— BEGIN RECORDED INFORMATION —

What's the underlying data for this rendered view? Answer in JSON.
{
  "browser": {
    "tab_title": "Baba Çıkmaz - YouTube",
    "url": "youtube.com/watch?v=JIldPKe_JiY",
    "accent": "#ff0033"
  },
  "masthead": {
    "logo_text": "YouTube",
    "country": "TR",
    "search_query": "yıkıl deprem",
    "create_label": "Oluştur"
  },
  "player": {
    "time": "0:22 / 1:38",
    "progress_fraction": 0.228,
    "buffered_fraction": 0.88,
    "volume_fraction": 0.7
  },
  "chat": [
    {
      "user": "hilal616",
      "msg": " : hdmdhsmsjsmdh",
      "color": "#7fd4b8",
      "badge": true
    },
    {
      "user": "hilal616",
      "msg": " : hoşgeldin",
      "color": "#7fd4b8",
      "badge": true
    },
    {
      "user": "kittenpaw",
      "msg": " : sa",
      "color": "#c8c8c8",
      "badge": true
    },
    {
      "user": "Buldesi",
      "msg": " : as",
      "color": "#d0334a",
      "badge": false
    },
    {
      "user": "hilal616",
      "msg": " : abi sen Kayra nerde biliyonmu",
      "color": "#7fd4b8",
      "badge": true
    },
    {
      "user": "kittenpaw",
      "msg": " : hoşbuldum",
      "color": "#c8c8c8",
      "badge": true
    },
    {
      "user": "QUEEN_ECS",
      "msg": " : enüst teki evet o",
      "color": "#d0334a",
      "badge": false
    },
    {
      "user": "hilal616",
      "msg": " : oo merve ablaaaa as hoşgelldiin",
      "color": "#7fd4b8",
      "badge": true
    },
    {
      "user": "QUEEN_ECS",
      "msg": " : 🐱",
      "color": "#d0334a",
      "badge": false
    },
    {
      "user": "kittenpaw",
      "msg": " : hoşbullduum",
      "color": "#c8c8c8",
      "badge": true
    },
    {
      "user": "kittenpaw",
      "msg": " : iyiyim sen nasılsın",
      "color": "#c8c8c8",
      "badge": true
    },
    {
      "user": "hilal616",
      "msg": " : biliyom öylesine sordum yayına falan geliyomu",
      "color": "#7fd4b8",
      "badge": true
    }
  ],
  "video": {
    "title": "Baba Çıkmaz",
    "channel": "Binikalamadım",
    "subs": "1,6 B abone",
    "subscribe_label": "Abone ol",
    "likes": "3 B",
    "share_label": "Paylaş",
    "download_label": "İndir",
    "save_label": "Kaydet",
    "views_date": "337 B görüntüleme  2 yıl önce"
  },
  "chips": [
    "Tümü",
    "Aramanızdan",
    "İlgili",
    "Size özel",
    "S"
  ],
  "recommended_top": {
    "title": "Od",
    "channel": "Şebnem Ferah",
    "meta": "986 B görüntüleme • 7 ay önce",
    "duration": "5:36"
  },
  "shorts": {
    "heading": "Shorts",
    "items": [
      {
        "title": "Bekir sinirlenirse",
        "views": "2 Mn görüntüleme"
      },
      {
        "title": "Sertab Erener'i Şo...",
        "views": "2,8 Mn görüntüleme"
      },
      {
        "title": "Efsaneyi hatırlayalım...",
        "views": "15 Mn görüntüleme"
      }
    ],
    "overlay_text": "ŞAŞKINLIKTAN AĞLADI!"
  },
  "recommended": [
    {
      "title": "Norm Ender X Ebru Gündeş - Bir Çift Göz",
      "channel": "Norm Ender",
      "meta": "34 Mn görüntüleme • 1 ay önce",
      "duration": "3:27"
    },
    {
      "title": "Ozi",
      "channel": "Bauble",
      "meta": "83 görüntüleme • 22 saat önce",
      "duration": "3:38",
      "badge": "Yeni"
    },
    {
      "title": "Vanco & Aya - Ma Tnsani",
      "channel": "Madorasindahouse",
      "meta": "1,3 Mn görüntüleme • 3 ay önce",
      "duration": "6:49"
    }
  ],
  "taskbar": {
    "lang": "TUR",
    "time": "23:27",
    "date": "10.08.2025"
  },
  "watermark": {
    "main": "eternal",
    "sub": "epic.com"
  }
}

— END RECORDED INFORMATION —

§ **DIRECTIONS**
Exactly as shown, repeat every record.

§ **SOLVED EXERCISE**
What's the underlying data for this rendered view? Answer in JSON.
{
  "browser": {
    "tab_title": "Baba Çıkmaz - YouTube",
    "url": "youtube.com/watch?v=JIldPKe_JiY",
    "accent": "#ff0033"
  },
  "masthead": {
    "logo_text": "YouTube",
    "country": "TR",
    "search_query": "yıkıl deprem",
    "create_label": "Oluştur"
  },
  "player": {
    "time": "0:22 / 1:38",
    "progress_fraction": 0.228,
    "buffered_fraction": 0.88,
    "volume_fraction": 0.7
  },
  "chat": [
    {
      "user": "hilal616",
      "msg": " : hdmdhsmsjsmdh",
      "color": "#7fd4b8",
      "badge": true
    },
    {
      "user": "hilal616",
      "msg": " : hoşgeldin",
      "color": "#7fd4b8",
      "badge": true
    },
    {
      "user": "kittenpaw",
      "msg": " : sa",
      "color": "#c8c8c8",
      "badge": true
    },
    {
      "user": "Buldesi",
      "msg": " : as",
      "color": "#d0334a",
      "badge": false
    },
    {
      "user": "hilal616",
      "msg": " : abi sen Kayra nerde biliyonmu",
      "color": "#7fd4b8",
      "badge": true
    },
    {
      "user": "kittenpaw",
      "msg": " : hoşbuldum",
      "color": "#c8c8c8",
      "badge": true
    },
    {
      "user": "QUEEN_ECS",
      "msg": " : enüst teki evet o",
      "color": "#d0334a",
      "badge": false
    },
    {
      "user": "hilal616",
      "msg": " : oo merve ablaaaa as hoşgelldiin",
      "color": "#7fd4b8",
      "badge": true
    },
    {
      "user": "QUEEN_ECS",
      "msg": " : 🐱",
      "color": "#d0334a",
      "badge": false
    },
    {
      "user": "kittenpaw",
      "msg": " : hoşbullduum",
      "color": "#c8c8c8",
      "badge": true
    },
    {
      "user": "kittenpaw",
      "msg": " : iyiyim sen nasılsın",
      "color": "#c8c8c8",
      "badge": true
    },
    {
      "user": "hilal616",
      "msg": " : biliyom öylesine sordum yayına falan geliyomu",
      "color": "#7fd4b8",
      "badge": true
    }
  ],
  "video": {
    "title": "Baba Çıkmaz",
    "channel": "Binikalamadım",
    "subs": "1,6 B abone",
    "subscribe_label": "Abone ol",
    "likes": "3 B",
    "share_label": "Paylaş",
    "download_label": "İndir",
    "save_label": "Kaydet",
    "views_date": "337 B görüntüleme  2 yıl önce"
  },
  "chips": [
    "Tümü",
    "Aramanızdan",
    "İlgili",
    "Size özel",
    "S"
  ],
  "recommended_top": {
    "title": "Od",
    "channel": "Şebnem Ferah",
    "meta": "986 B görüntüleme • 7 ay önce",
    "duration": "5:36"
  },
  "shorts": {
    "heading": "Shorts",
    "items": [
      {
        "title": "Bekir sinirlenirse",
        "views": "2 Mn görüntüleme"
      },
      {
        "title": "Sertab Erener'i Şo...",
        "views": "2,8 Mn görüntüleme"
      },
      {
        "title": "Efsaneyi hatırlayalım...",
        "views": "15 Mn görüntüleme"
      }
    ],
    "overlay_text": "ŞAŞKINLIKTAN AĞLADI!"
  },
  "recommended": [
    {
      "title": "Norm Ender X Ebru Gündeş - Bir Çift Göz",
      "channel": "Norm Ender",
      "meta": "34 Mn görüntüleme • 1 ay önce",
      "duration": "3:27"
    },
    {
      "title": "Ozi",
      "channel": "Bauble",
      "meta": "83 görüntüleme • 22 saat önce",
      "duration": "3:38",
      "badge": "Yeni"
    },
    {
      "title": "Vanco & Aya - Ma Tnsani",
      "channel": "Madorasindahouse",
      "meta": "1,3 Mn görüntüleme • 3 ay önce",
      "duration": "6:49"
    }
  ],
  "taskbar": {
    "lang": "TUR",
    "time": "23:27",
    "date": "10.08.2025"
  },
  "watermark": {
    "main": "eternal",
    "sub": "epic.com"
  }
}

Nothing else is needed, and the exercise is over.